## [TASK INPUTS]
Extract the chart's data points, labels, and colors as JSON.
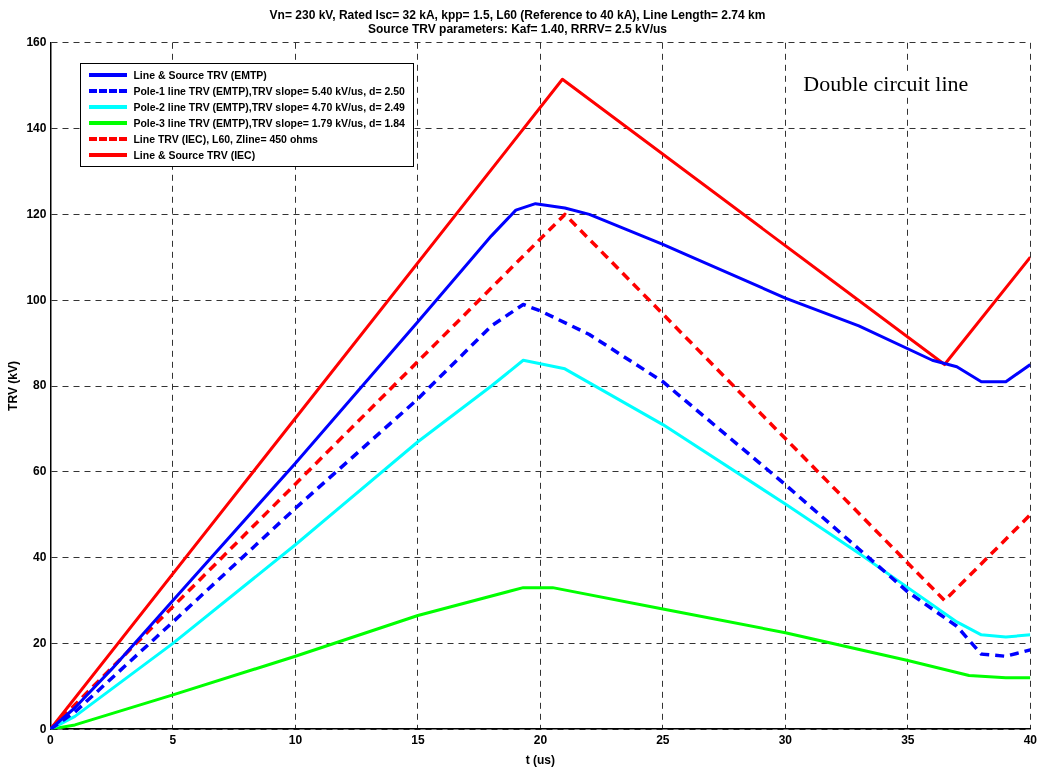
{
  "chart_data": {
    "type": "line",
    "title": "Vn= 230 kV, Rated Isc= 32 kA, kpp= 1.5, L60 (Reference to 40 kA), Line Length= 2.74 km",
    "subtitle": "Source TRV parameters: Kaf= 1.40, RRRV= 2.5 kV/us",
    "xlabel": "t (us)",
    "ylabel": "TRV (kV)",
    "annotations": [
      "Double circuit line"
    ],
    "xlim": [
      0,
      40
    ],
    "ylim": [
      0,
      160
    ],
    "xticks": [
      0,
      5,
      10,
      15,
      20,
      25,
      30,
      35,
      40
    ],
    "yticks": [
      0,
      20,
      40,
      60,
      80,
      100,
      120,
      140,
      160
    ],
    "grid": true,
    "legend": "top left",
    "marker": "none",
    "series": [
      {
        "name": "Line & Source TRV (EMTP)",
        "color": "#0000ff",
        "line_style": "solid",
        "x": [
          0,
          1,
          2.5,
          5,
          10,
          15,
          18,
          19,
          19.8,
          21,
          22,
          25,
          30,
          33,
          36,
          37,
          38,
          39,
          40
        ],
        "values": [
          0,
          5,
          14,
          30,
          62,
          95,
          115,
          121,
          122.5,
          121.5,
          120,
          113,
          100.5,
          94,
          86,
          84.5,
          81,
          81,
          85
        ]
      },
      {
        "name": "Pole-1 line TRV (EMTP),TRV slope= 5.40 kV/us, d= 2.50",
        "color": "#0000ff",
        "line_style": "dashed",
        "x": [
          0,
          1,
          5,
          10,
          15,
          18,
          19.3,
          20,
          22,
          25,
          30,
          33,
          35,
          37,
          38,
          39,
          40
        ],
        "values": [
          0,
          4,
          25,
          51.5,
          77,
          94,
          99,
          97.5,
          92,
          81,
          57,
          42,
          32,
          24,
          17.5,
          17,
          18.5
        ]
      },
      {
        "name": "Pole-2 line TRV (EMTP),TRV slope= 4.70 kV/us, d= 2.49",
        "color": "#00ffff",
        "line_style": "solid",
        "x": [
          0,
          1,
          5,
          10,
          15,
          18,
          19.3,
          21,
          25,
          30,
          33,
          35,
          37,
          38,
          39,
          40
        ],
        "values": [
          0,
          3,
          20,
          43,
          67,
          80,
          86,
          84,
          71,
          52.5,
          41,
          33,
          25,
          22,
          21.5,
          22
        ]
      },
      {
        "name": "Pole-3 line TRV (EMTP),TRV slope= 1.79 kV/us, d= 1.84",
        "color": "#00ff00",
        "line_style": "solid",
        "x": [
          0,
          1,
          5,
          10,
          15,
          19.3,
          20.5,
          25,
          30,
          35,
          37.5,
          39,
          40
        ],
        "values": [
          0,
          1,
          8,
          17,
          26.5,
          33,
          33,
          28,
          22.5,
          16,
          12.5,
          12,
          12
        ]
      },
      {
        "name": "Line TRV (IEC), L60, Zline= 450 ohms",
        "color": "#ff0000",
        "line_style": "dashed",
        "x": [
          0,
          21,
          36.5,
          40
        ],
        "values": [
          0,
          120,
          30,
          50
        ]
      },
      {
        "name": "Line & Source TRV (IEC)",
        "color": "#ff0000",
        "line_style": "solid",
        "x": [
          0,
          20.9,
          36.5,
          40
        ],
        "values": [
          0,
          151.5,
          85,
          110
        ]
      }
    ]
  }
}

## [PROBLEM STATEMENT]
Give every line above again exactly, with no pictures.

## [SOLUTION TO THE PROBLEM]
Extract the chart's data points, labels, and colors as JSON.
{
  "chart_data": {
    "type": "line",
    "title": "Vn= 230 kV, Rated Isc= 32 kA, kpp= 1.5, L60 (Reference to 40 kA), Line Length= 2.74 km",
    "subtitle": "Source TRV parameters: Kaf= 1.40, RRRV= 2.5 kV/us",
    "xlabel": "t (us)",
    "ylabel": "TRV (kV)",
    "annotations": [
      "Double circuit line"
    ],
    "xlim": [
      0,
      40
    ],
    "ylim": [
      0,
      160
    ],
    "xticks": [
      0,
      5,
      10,
      15,
      20,
      25,
      30,
      35,
      40
    ],
    "yticks": [
      0,
      20,
      40,
      60,
      80,
      100,
      120,
      140,
      160
    ],
    "grid": true,
    "legend": "top left",
    "marker": "none",
    "series": [
      {
        "name": "Line & Source TRV (EMTP)",
        "color": "#0000ff",
        "line_style": "solid",
        "x": [
          0,
          1,
          2.5,
          5,
          10,
          15,
          18,
          19,
          19.8,
          21,
          22,
          25,
          30,
          33,
          36,
          37,
          38,
          39,
          40
        ],
        "values": [
          0,
          5,
          14,
          30,
          62,
          95,
          115,
          121,
          122.5,
          121.5,
          120,
          113,
          100.5,
          94,
          86,
          84.5,
          81,
          81,
          85
        ]
      },
      {
        "name": "Pole-1 line TRV (EMTP),TRV slope= 5.40 kV/us, d= 2.50",
        "color": "#0000ff",
        "line_style": "dashed",
        "x": [
          0,
          1,
          5,
          10,
          15,
          18,
          19.3,
          20,
          22,
          25,
          30,
          33,
          35,
          37,
          38,
          39,
          40
        ],
        "values": [
          0,
          4,
          25,
          51.5,
          77,
          94,
          99,
          97.5,
          92,
          81,
          57,
          42,
          32,
          24,
          17.5,
          17,
          18.5
        ]
      },
      {
        "name": "Pole-2 line TRV (EMTP),TRV slope= 4.70 kV/us, d= 2.49",
        "color": "#00ffff",
        "line_style": "solid",
        "x": [
          0,
          1,
          5,
          10,
          15,
          18,
          19.3,
          21,
          25,
          30,
          33,
          35,
          37,
          38,
          39,
          40
        ],
        "values": [
          0,
          3,
          20,
          43,
          67,
          80,
          86,
          84,
          71,
          52.5,
          41,
          33,
          25,
          22,
          21.5,
          22
        ]
      },
      {
        "name": "Pole-3 line TRV (EMTP),TRV slope= 1.79 kV/us, d= 1.84",
        "color": "#00ff00",
        "line_style": "solid",
        "x": [
          0,
          1,
          5,
          10,
          15,
          19.3,
          20.5,
          25,
          30,
          35,
          37.5,
          39,
          40
        ],
        "values": [
          0,
          1,
          8,
          17,
          26.5,
          33,
          33,
          28,
          22.5,
          16,
          12.5,
          12,
          12
        ]
      },
      {
        "name": "Line TRV (IEC), L60, Zline= 450 ohms",
        "color": "#ff0000",
        "line_style": "dashed",
        "x": [
          0,
          21,
          36.5,
          40
        ],
        "values": [
          0,
          120,
          30,
          50
        ]
      },
      {
        "name": "Line & Source TRV (IEC)",
        "color": "#ff0000",
        "line_style": "solid",
        "x": [
          0,
          20.9,
          36.5,
          40
        ],
        "values": [
          0,
          151.5,
          85,
          110
        ]
      }
    ]
  }
}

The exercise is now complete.